Scan the records below for the word "rank" and give only the number of lines that hold it.

— Begin Data shown —

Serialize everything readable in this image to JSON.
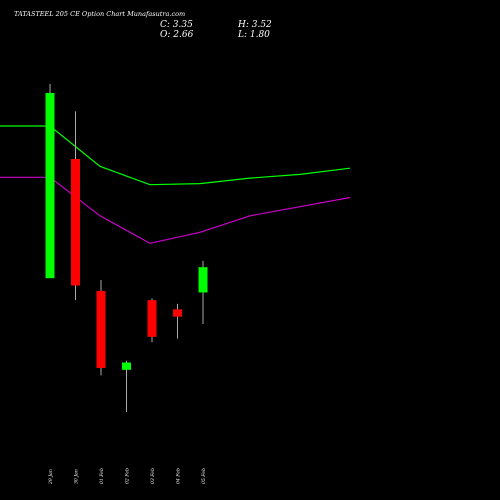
{
  "chart_data": {
    "type": "candlestick",
    "title": "TATASTEEL 205 CE Option  Chart Munafasutra.com",
    "ohlc_readout": {
      "c": "C: 3.35",
      "h": "H: 3.52",
      "o": "O: 2.66",
      "l": "L: 1.80"
    },
    "categories": [
      "29 Jan",
      "30 Jan",
      "01 Feb",
      "02 Feb",
      "03 Feb",
      "04 Feb",
      "05 Feb"
    ],
    "candles": [
      {
        "date": "29 Jan",
        "open": 3.05,
        "high": 8.35,
        "low": 3.05,
        "close": 8.1
      },
      {
        "date": "30 Jan",
        "open": 6.3,
        "high": 7.6,
        "low": 2.45,
        "close": 2.85
      },
      {
        "date": "01 Feb",
        "open": 2.7,
        "high": 3.0,
        "low": 0.4,
        "close": 0.6
      },
      {
        "date": "02 Feb",
        "open": 0.55,
        "high": 0.8,
        "low": -0.6,
        "close": 0.75
      },
      {
        "date": "03 Feb",
        "open": 2.45,
        "high": 2.5,
        "low": 1.3,
        "close": 1.45
      },
      {
        "date": "04 Feb",
        "open": 2.2,
        "high": 2.35,
        "low": 1.4,
        "close": 2.0
      },
      {
        "date": "05 Feb",
        "open": 2.66,
        "high": 3.52,
        "low": 1.8,
        "close": 3.35
      }
    ],
    "ylim": [
      -1.5,
      9.0
    ],
    "overlay_series": [
      {
        "color": "#00ff00",
        "values": [
          7.2,
          7.2,
          6.1,
          5.6,
          5.63,
          5.78,
          5.88,
          6.05
        ]
      },
      {
        "color": "#cc00cc",
        "values": [
          5.8,
          5.8,
          4.75,
          4.0,
          4.3,
          4.75,
          5.0,
          5.25
        ]
      }
    ],
    "colors": {
      "up": "#00ff00",
      "down": "#ff0000",
      "background": "#000000",
      "wick": "#aaaaaa"
    },
    "grid": false
  }
}
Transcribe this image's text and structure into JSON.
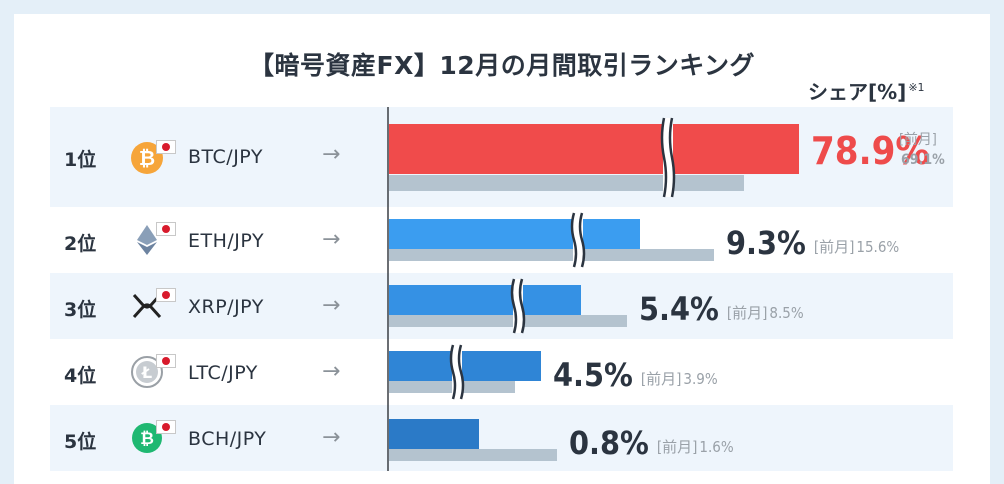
{
  "title": "【暗号資産FX】12月の月間取引ランキング",
  "share_label": "シェア[%]",
  "share_note": "※1",
  "rows": [
    {
      "rank": "1位",
      "pair": "BTC/JPY",
      "arrow": "→",
      "icon": "bitcoin-icon",
      "share_text": "78.9%",
      "prev_label": "[前月]",
      "prev_text": "69.1%"
    },
    {
      "rank": "2位",
      "pair": "ETH/JPY",
      "arrow": "→",
      "icon": "ethereum-icon",
      "share_text": "9.3%",
      "prev_label": "[前月]",
      "prev_text": "15.6%"
    },
    {
      "rank": "3位",
      "pair": "XRP/JPY",
      "arrow": "→",
      "icon": "xrp-icon",
      "share_text": "5.4%",
      "prev_label": "[前月]",
      "prev_text": "8.5%"
    },
    {
      "rank": "4位",
      "pair": "LTC/JPY",
      "arrow": "→",
      "icon": "litecoin-icon",
      "share_text": "4.5%",
      "prev_label": "[前月]",
      "prev_text": "3.9%"
    },
    {
      "rank": "5位",
      "pair": "BCH/JPY",
      "arrow": "→",
      "icon": "bitcoin-cash-icon",
      "share_text": "0.8%",
      "prev_label": "[前月]",
      "prev_text": "1.6%"
    }
  ],
  "chart_data": {
    "type": "bar",
    "categories": [
      "BTC/JPY",
      "ETH/JPY",
      "XRP/JPY",
      "LTC/JPY",
      "BCH/JPY"
    ],
    "series": [
      {
        "values": [
          78.9,
          9.3,
          5.4,
          4.5,
          0.8
        ]
      },
      {
        "name": "[前月]",
        "values": [
          69.1,
          15.6,
          8.5,
          3.9,
          1.6
        ]
      }
    ],
    "axis_break": true,
    "colors": {
      "top": "#ee4b4b",
      "current": [
        "#f04b4b",
        "#3b9df0",
        "#3591e4",
        "#2f85d6",
        "#2b7ac7"
      ],
      "previous": "#b4c3cf",
      "value_text_top": "#ee4b4b",
      "value_text": "#2b3440",
      "prev_text": "#9aa1a8"
    }
  }
}
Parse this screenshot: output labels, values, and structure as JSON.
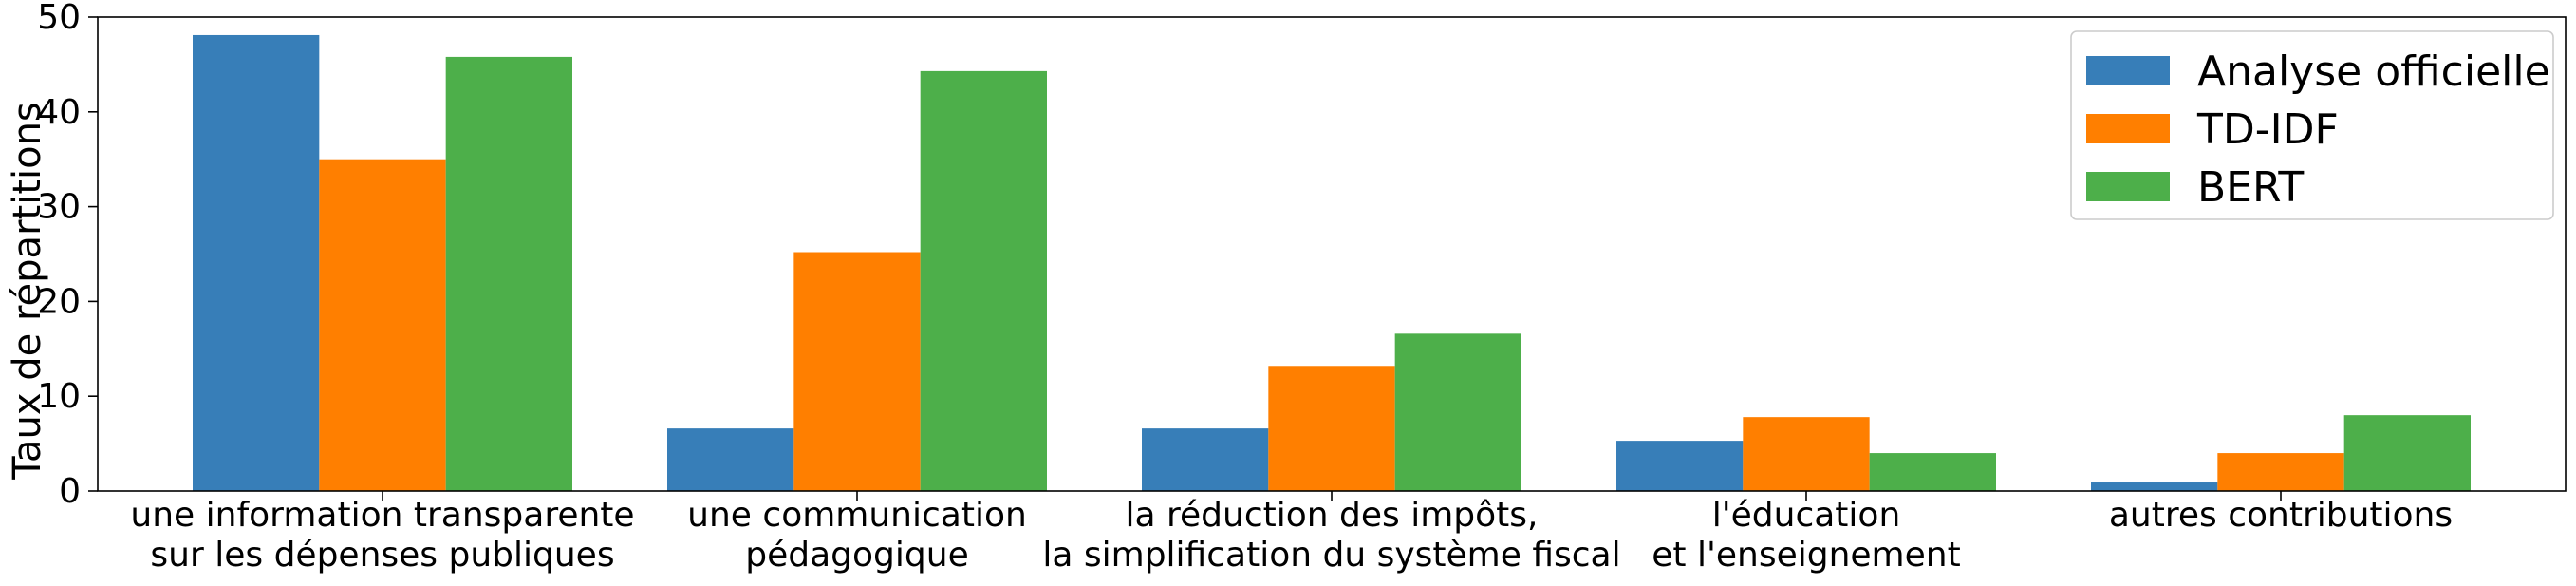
{
  "chart_data": {
    "type": "bar",
    "title": "",
    "xlabel": "",
    "ylabel": "Taux de répartitions",
    "ylim": [
      0,
      50
    ],
    "yticks": [
      "0",
      "10",
      "20",
      "30",
      "40",
      "50"
    ],
    "grid": false,
    "legend_position": "top-right",
    "categories": [
      [
        "une information transparente",
        "sur les dépenses publiques"
      ],
      [
        "une communication",
        "pédagogique"
      ],
      [
        "la réduction des impôts,",
        "la simplification du système fiscal"
      ],
      [
        "l'éducation",
        "et l'enseignement"
      ],
      [
        "autres contributions"
      ]
    ],
    "series": [
      {
        "name": "Analyse officielle",
        "color": "#377eb8",
        "values": [
          48.1,
          6.6,
          6.6,
          5.3,
          0.9
        ]
      },
      {
        "name": "TD-IDF",
        "color": "#ff7f00",
        "values": [
          35.0,
          25.2,
          13.2,
          7.8,
          4.0
        ]
      },
      {
        "name": "BERT",
        "color": "#4daf4a",
        "values": [
          45.8,
          44.3,
          16.6,
          4.0,
          8.0
        ]
      }
    ]
  }
}
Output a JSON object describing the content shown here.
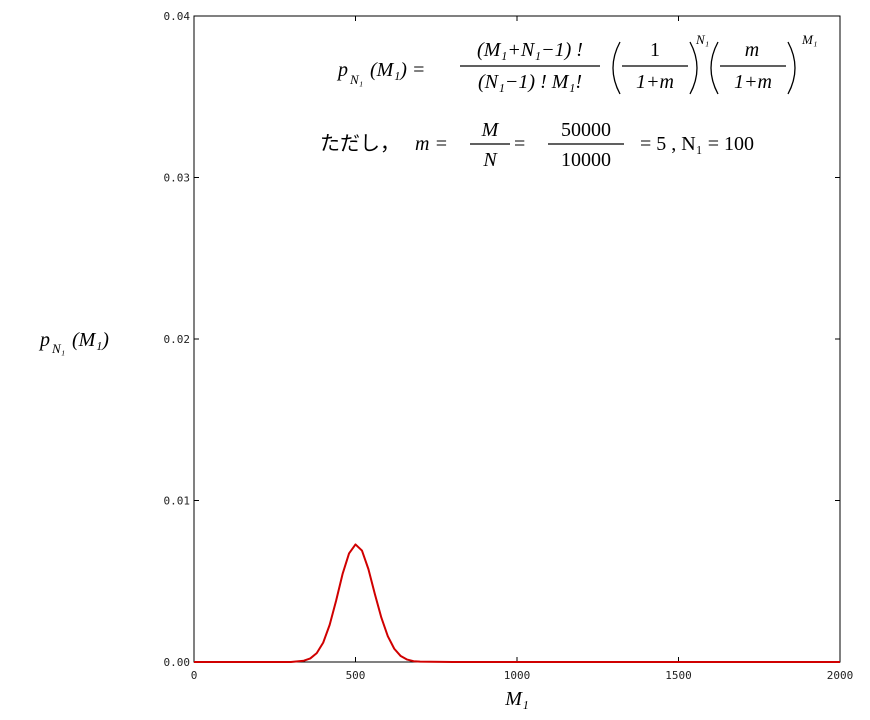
{
  "chart_data": {
    "type": "line",
    "x": [
      0,
      300,
      340,
      360,
      380,
      400,
      420,
      440,
      460,
      480,
      500,
      520,
      540,
      560,
      580,
      600,
      620,
      640,
      660,
      680,
      700,
      800,
      1000,
      1500,
      2000
    ],
    "values": [
      0,
      2e-06,
      8e-05,
      0.00022,
      0.00055,
      0.0012,
      0.0023,
      0.0038,
      0.00545,
      0.00672,
      0.00728,
      0.0069,
      0.00575,
      0.0042,
      0.00275,
      0.0016,
      0.00082,
      0.00037,
      0.00015,
      5e-05,
      2e-05,
      0,
      0,
      0,
      0
    ],
    "color": "#d00000",
    "xlim": [
      0,
      2000
    ],
    "xticks": [
      0,
      500,
      1000,
      1500,
      2000
    ],
    "ylim": [
      0,
      0.04
    ],
    "yticks": [
      {
        "value": 0,
        "label": "0.00"
      },
      0.01,
      0.02,
      0.03,
      0.04
    ],
    "x_label": {
      "main": "M₁"
    },
    "y_label": {
      "p": "p",
      "sub": "N₁",
      "rest": "(M₁)"
    },
    "annotation": {
      "line1": {
        "p": "p",
        "sub": "N₁",
        "lhs": "(M₁) =",
        "num": "(M₁+N₁−1) !",
        "den": "(N₁−1) ! M₁!",
        "f2num": "1",
        "f2den": "1+m",
        "exp1": "N₁",
        "f3num": "m",
        "f3den": "1+m",
        "exp2": "M₁"
      },
      "line2": {
        "pre": "ただし，",
        "m": "m =",
        "fnum": "M",
        "fden": "N",
        "eq": "=",
        "num": "50000",
        "den": "10000",
        "rest": "= 5 ,  N₁ = 100"
      }
    }
  }
}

— End Data shown —

> _Response to the exercise_: 5